_Problem to work on_
Write out the listing below exactly, and omit any images you find in it.

_Input data_
# # #

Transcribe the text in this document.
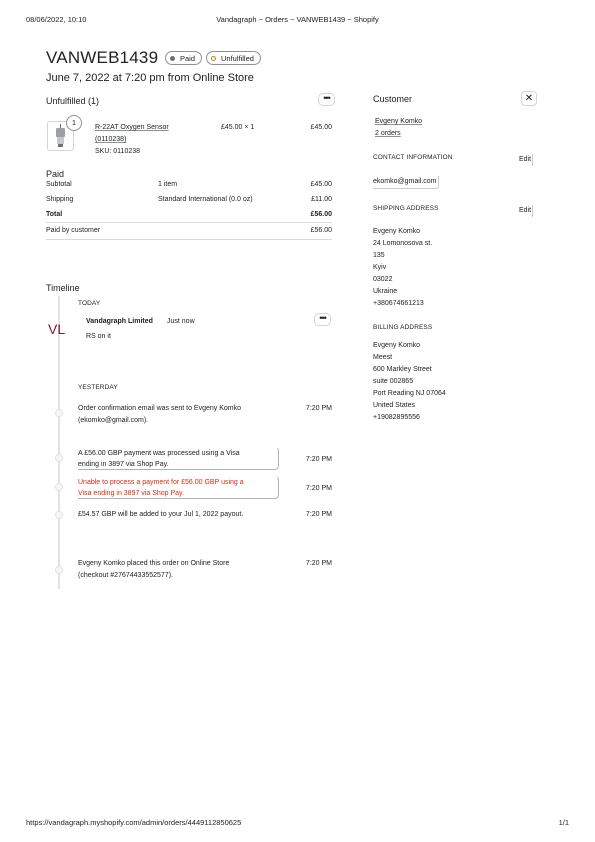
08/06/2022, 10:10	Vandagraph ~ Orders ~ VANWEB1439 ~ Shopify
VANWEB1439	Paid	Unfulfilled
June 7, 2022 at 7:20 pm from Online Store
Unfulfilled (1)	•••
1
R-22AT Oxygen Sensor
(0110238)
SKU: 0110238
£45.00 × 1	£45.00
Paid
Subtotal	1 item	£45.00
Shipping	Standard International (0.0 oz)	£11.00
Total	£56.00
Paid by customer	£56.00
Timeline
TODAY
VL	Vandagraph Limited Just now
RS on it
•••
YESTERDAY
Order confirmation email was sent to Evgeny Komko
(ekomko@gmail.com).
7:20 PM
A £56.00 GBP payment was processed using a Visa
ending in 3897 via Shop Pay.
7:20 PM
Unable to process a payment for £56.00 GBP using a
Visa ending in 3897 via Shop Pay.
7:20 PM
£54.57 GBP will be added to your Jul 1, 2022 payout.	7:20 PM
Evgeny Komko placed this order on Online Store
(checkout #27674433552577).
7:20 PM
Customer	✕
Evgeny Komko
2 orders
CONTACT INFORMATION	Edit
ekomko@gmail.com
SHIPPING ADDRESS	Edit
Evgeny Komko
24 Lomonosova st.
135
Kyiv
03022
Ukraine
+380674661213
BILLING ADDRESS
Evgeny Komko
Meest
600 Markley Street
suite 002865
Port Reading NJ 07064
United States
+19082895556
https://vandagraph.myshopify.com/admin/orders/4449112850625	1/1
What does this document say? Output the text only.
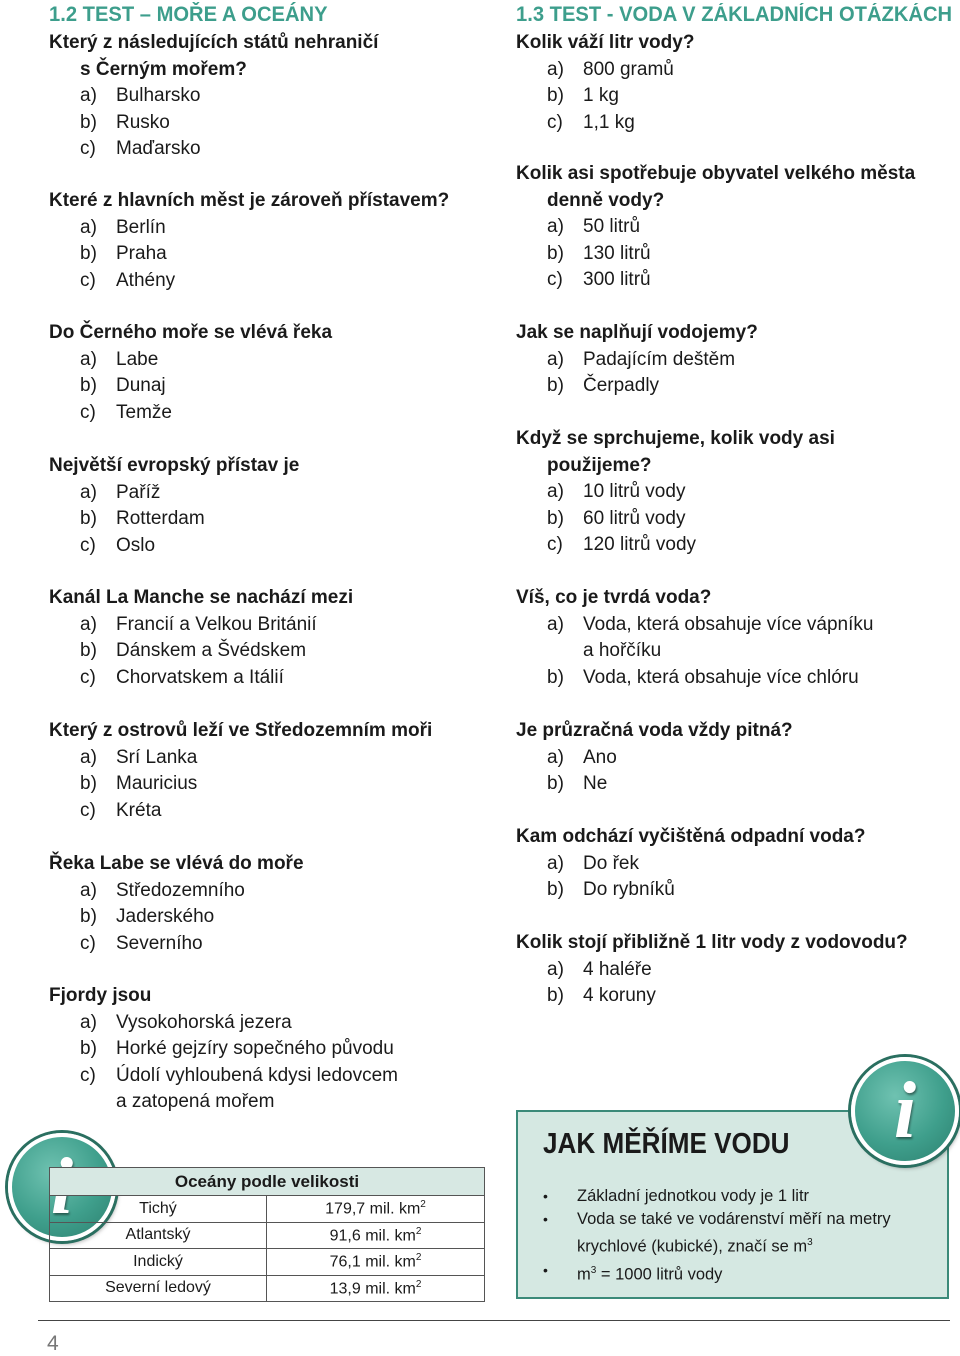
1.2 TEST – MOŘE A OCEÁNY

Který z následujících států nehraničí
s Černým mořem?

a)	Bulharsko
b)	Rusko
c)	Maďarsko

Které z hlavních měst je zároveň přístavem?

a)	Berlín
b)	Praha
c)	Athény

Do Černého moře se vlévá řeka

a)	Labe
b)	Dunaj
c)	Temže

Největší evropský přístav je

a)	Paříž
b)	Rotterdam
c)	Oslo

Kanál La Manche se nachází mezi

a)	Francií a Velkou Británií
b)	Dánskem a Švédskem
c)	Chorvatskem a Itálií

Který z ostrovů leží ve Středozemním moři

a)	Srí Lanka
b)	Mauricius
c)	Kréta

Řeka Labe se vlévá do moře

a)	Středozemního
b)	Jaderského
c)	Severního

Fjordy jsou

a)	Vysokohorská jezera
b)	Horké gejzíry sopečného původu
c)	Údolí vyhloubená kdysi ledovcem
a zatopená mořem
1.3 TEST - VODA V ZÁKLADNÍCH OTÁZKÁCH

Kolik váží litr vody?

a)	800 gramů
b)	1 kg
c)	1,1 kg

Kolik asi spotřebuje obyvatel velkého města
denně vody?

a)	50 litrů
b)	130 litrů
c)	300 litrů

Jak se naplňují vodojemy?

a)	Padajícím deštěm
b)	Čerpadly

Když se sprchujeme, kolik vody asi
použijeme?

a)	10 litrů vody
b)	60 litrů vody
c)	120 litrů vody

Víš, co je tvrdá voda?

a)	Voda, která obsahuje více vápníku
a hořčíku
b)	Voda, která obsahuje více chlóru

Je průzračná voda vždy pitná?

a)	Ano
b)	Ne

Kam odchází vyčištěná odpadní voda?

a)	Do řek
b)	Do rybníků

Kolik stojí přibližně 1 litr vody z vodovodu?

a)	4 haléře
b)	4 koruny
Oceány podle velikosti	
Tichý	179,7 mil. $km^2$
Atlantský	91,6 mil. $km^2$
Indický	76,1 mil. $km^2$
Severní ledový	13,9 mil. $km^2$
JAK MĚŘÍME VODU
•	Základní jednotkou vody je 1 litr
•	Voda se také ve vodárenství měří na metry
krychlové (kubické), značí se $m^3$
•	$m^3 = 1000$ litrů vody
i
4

# # #

_Written solution_
Transcribe the text in this document.
08/06/2022, 10:10	Vandagraph ~ Orders ~ VANWEB1439 ~ Shopify
VANWEB1439	Paid	Unfulfilled
June 7, 2022 at 7:20 pm from Online Store
Unfulfilled (1)	•••
1
R-22AT Oxygen Sensor
(0110238)
SKU: 0110238
£45.00 × 1	£45.00
Paid
Subtotal	1 item	£45.00
Shipping	Standard International (0.0 oz)	£11.00
Total	£56.00
Paid by customer	£56.00
Timeline
TODAY
VL	Vandagraph Limited Just now
RS on it
•••
YESTERDAY
Order confirmation email was sent to Evgeny Komko
(ekomko@gmail.com).
7:20 PM
A £56.00 GBP payment was processed using a Visa
ending in 3897 via Shop Pay.
7:20 PM
Unable to process a payment for £56.00 GBP using a
Visa ending in 3897 via Shop Pay.
7:20 PM
£54.57 GBP will be added to your Jul 1, 2022 payout.	7:20 PM
Evgeny Komko placed this order on Online Store
(checkout #27674433552577).
7:20 PM
Customer	✕
Evgeny Komko
2 orders
CONTACT INFORMATION	Edit
ekomko@gmail.com
SHIPPING ADDRESS	Edit
Evgeny Komko
24 Lomonosova st.
135
Kyiv
03022
Ukraine
+380674661213
BILLING ADDRESS
Evgeny Komko
Meest
600 Markley Street
suite 002865
Port Reading NJ 07064
United States
+19082895556
https://vandagraph.myshopify.com/admin/orders/4449112850625	1/1
What does this document say? Output the text only.
1.2 TEST – MOŘE A OCEÁNY

Který z následujících států nehraničí
s Černým mořem?

a)	Bulharsko
b)	Rusko
c)	Maďarsko

Které z hlavních měst je zároveň přístavem?

a)	Berlín
b)	Praha
c)	Athény

Do Černého moře se vlévá řeka

a)	Labe
b)	Dunaj
c)	Temže

Největší evropský přístav je

a)	Paříž
b)	Rotterdam
c)	Oslo

Kanál La Manche se nachází mezi

a)	Francií a Velkou Británií
b)	Dánskem a Švédskem
c)	Chorvatskem a Itálií

Který z ostrovů leží ve Středozemním moři

a)	Srí Lanka
b)	Mauricius
c)	Kréta

Řeka Labe se vlévá do moře

a)	Středozemního
b)	Jaderského
c)	Severního

Fjordy jsou

a)	Vysokohorská jezera
b)	Horké gejzíry sopečného původu
c)	Údolí vyhloubená kdysi ledovcem
a zatopená mořem
1.3 TEST - VODA V ZÁKLADNÍCH OTÁZKÁCH

Kolik váží litr vody?

a)	800 gramů
b)	1 kg
c)	1,1 kg

Kolik asi spotřebuje obyvatel velkého města
denně vody?

a)	50 litrů
b)	130 litrů
c)	300 litrů

Jak se naplňují vodojemy?

a)	Padajícím deštěm
b)	Čerpadly

Když se sprchujeme, kolik vody asi
použijeme?

a)	10 litrů vody
b)	60 litrů vody
c)	120 litrů vody

Víš, co je tvrdá voda?

a)	Voda, která obsahuje více vápníku
a hořčíku
b)	Voda, která obsahuje více chlóru

Je průzračná voda vždy pitná?

a)	Ano
b)	Ne

Kam odchází vyčištěná odpadní voda?

a)	Do řek
b)	Do rybníků

Kolik stojí přibližně 1 litr vody z vodovodu?

a)	4 haléře
b)	4 koruny
Oceány podle velikosti	
Tichý	179,7 mil. $km^2$
Atlantský	91,6 mil. $km^2$
Indický	76,1 mil. $km^2$
Severní ledový	13,9 mil. $km^2$
JAK MĚŘÍME VODU
•	Základní jednotkou vody je 1 litr
•	Voda se také ve vodárenství měří na metry
krychlové (kubické), značí se $m^3$
•	$m^3 = 1000$ litrů vody
i
4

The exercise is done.